(TEXT PROVIDED)
Reflections and Conclusions
The modern global LAS education reform movement is inextricably linked with the expansion of democracy and democratic values, the optimism generated by the end of the Cold War, and the collapse of the Marxist-Leninist system. Even modernizers, who emphasize the economic benefits of a creative and dynamic class of thinkers, recognize the democratic elements inherent in an educational process that empowers students, helps them direct their educational experiences, and cultivates their critical thinking and expression of ideas.
Whether promoted by democratizers, reformists, or modernizers, the system of LAS education can benefit students in almost any environment. LAS education is designed to be student centered and empowering, both within and outside of the classroom. Its origins may be in cultivating citizens in democracies, but it is also the case that in authoritarian or semiclosed societies it can provide a space where students can learn and find a voice, even if they cannot currently use that voice in a full-throated manner. It is for that very reason, among others, that LAS is being increasingly targeted by authoritarian leaders who want to quash any sources of vibrant civil society, and who do not desire to have empowered citizens who think critically. The nature of LAS institutions, as educational reforms that sit outside of the traditional educational system, and the failure to institutionalize such reforms have left them vulnerable.
But the LAS movement is not dead and it still has prospects: LAS education is not simply an American phenomenon but an indigenous response to universal challenges that can be successfully adapted to different environments. As Parami University president Kyaw Moe Tun said, “The global LAS movement, in its infancy replete with wide-ranging challenges, is far from over because the very essence of the LAS education is not just a representation of an American educational phenomenon, but is a necessary product of the inherent human nature of curiosity and desire to become well-rounded individuals.”31 Despite rollbacks, most of the institutions established since the fall of the Berlin Wall are still operational, and new ones, like Fulbright University in Vietnam, continue to open. India has several new liberal arts initiatives, including Ashoka University, founded in 2014. In Bangladesh, BRAC University was founded in 2001 and University of Liberal Arts Bangladesh was founded in 2004. They meet the criteria of democratizers, reformers, and modernizers, and their strong results in terms of retention, student satisfaction, and employment outcomes offer a strong retort to the neoliberal mantra that increasingly has higher education in its thrall globally.

[Data excerpts]
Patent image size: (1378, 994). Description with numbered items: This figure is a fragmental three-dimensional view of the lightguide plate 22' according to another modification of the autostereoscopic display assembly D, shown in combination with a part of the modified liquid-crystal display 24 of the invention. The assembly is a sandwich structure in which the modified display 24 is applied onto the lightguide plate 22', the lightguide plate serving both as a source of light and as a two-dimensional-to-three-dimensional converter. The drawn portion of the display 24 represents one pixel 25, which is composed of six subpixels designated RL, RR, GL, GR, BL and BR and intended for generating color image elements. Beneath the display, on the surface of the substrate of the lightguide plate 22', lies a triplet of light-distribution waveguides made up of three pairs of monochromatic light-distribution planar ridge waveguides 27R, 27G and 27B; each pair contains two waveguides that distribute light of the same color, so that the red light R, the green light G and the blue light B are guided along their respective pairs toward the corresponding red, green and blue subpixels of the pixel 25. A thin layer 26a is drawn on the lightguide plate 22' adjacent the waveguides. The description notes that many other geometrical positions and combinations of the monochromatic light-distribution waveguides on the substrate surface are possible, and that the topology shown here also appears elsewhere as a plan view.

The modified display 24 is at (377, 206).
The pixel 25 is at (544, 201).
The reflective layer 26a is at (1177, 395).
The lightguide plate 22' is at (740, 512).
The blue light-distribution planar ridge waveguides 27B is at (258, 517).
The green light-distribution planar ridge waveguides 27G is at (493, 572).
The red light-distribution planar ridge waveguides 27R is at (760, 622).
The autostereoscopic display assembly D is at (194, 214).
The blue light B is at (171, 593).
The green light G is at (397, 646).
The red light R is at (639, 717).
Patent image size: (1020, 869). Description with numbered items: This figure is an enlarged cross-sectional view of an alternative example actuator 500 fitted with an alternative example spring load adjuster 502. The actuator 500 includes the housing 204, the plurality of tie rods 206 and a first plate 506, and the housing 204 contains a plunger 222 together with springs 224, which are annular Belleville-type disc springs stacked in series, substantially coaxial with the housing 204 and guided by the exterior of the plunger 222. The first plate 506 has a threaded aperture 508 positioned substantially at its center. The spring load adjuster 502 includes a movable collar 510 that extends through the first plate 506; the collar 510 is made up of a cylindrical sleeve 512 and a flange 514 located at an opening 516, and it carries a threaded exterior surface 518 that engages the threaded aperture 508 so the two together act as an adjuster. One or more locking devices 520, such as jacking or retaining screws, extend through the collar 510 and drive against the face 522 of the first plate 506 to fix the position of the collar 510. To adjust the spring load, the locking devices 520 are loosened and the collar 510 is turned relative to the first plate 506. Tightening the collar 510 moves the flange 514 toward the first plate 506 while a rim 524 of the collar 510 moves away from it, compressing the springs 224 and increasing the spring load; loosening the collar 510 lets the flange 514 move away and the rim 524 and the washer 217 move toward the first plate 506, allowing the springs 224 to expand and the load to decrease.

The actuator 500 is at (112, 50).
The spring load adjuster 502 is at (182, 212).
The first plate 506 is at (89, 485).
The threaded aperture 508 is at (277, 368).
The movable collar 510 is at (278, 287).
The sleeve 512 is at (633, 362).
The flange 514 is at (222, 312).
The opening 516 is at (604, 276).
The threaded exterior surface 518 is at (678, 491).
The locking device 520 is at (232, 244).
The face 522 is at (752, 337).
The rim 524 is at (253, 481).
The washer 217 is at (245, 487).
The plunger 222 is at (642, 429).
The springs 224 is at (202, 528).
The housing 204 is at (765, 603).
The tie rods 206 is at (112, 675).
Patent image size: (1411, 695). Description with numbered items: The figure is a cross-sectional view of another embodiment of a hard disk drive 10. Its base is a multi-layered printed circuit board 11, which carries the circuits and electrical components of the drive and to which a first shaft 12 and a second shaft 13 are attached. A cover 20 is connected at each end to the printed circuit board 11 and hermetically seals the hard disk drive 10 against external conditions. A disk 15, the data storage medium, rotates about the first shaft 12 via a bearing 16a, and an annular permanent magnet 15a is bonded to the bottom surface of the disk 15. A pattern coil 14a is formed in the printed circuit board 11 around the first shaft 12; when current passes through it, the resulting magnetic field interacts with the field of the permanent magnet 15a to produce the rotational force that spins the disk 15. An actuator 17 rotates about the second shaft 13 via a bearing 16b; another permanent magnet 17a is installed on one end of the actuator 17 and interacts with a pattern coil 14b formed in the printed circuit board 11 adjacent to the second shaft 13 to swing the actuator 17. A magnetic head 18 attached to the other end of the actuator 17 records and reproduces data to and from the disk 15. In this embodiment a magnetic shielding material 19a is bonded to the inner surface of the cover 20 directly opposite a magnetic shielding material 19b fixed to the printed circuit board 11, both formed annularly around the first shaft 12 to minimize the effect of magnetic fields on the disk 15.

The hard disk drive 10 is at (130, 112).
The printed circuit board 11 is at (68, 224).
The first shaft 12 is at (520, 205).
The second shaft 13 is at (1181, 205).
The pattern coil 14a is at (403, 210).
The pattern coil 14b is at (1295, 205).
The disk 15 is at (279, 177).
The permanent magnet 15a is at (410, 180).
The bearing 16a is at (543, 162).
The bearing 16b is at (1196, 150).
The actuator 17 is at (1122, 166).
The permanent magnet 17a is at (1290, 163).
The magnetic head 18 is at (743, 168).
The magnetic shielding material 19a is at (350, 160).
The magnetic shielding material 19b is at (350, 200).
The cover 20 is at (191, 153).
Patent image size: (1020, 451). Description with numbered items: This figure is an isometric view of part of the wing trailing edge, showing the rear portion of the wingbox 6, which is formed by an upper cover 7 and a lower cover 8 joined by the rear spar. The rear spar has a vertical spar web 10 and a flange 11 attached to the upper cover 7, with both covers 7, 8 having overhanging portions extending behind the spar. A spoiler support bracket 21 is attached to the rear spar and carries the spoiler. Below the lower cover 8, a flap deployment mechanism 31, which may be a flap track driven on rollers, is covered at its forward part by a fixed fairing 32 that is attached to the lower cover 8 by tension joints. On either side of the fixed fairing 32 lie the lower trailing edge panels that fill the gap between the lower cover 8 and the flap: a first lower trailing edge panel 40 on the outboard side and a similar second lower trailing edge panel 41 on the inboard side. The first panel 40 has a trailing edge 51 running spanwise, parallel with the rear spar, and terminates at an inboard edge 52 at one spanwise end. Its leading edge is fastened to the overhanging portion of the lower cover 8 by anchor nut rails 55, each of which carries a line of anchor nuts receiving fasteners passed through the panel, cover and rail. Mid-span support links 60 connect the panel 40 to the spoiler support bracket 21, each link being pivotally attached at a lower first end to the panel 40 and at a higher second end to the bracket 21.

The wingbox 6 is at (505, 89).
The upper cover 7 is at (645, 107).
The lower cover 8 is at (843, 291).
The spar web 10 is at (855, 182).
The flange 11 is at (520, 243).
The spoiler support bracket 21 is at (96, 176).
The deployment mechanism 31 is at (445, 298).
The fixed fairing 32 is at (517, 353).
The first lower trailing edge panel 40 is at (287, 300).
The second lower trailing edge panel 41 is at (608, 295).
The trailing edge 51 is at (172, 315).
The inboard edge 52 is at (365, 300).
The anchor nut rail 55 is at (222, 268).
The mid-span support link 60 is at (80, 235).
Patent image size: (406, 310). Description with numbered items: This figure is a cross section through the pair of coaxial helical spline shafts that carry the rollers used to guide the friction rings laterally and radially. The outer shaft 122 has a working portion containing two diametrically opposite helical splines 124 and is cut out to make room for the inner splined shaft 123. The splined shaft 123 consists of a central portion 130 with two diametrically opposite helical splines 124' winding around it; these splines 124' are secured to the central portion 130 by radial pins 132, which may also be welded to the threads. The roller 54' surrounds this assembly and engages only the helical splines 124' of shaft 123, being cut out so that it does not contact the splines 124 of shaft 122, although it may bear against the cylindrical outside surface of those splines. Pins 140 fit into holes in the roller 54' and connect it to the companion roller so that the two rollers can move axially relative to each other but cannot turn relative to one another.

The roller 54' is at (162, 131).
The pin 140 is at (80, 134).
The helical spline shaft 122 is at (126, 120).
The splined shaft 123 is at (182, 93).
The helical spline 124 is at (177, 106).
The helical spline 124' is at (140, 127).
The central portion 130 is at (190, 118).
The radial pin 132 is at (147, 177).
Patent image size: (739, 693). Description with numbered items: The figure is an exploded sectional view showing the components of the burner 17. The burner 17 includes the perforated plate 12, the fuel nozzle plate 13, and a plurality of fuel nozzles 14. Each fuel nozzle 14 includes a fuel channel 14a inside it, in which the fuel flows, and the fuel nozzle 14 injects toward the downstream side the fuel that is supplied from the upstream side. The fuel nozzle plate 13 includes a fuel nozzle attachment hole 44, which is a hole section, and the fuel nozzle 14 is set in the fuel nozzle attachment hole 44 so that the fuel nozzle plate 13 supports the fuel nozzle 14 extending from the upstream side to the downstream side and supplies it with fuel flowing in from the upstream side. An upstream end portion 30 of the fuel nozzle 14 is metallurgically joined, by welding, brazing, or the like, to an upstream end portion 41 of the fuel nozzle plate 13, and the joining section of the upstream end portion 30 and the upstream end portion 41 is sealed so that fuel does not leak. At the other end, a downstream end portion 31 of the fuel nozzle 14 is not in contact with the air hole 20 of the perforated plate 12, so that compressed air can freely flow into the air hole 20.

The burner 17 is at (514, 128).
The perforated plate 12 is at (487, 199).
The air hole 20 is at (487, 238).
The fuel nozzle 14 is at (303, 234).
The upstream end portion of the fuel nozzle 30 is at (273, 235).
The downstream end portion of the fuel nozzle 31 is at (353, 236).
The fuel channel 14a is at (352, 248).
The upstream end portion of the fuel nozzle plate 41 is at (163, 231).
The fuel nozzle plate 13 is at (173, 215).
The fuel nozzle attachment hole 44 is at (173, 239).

(WORK TO DO)
Extend the passage on liberal arts and sciences education reform with one more paragraph that starts after its final sentence.

(THE RESULT)
As for Americans, using a broad brush to condemn the entirety of the global liberal arts movement as a missionary money grab is misplaced and myopic. Just like students in the United States who are currently incarcerated or those who attended HBCUs during Jim Crow, many students in Palestine, Kyrgyzstan, Singapore, and China have benefited greatly from their exposure to the LAS system, despite their illiberal surroundings. Even in a place like Russia, where the LAS approach, already facing huge challenges, appears to be another casualty of the war in Ukraine, it would be hard to argue that the LAS experience has not had great value to the students and faculty who experienced it. Thus, those at U.S. institutions who are quick to raise concerns about legitimating authoritarian regimes would benefit from analyzing their own country’s history, seeing how LAS institutions here have been the sites of personal and political development that challenged the oppressive conditions under which they had to operate.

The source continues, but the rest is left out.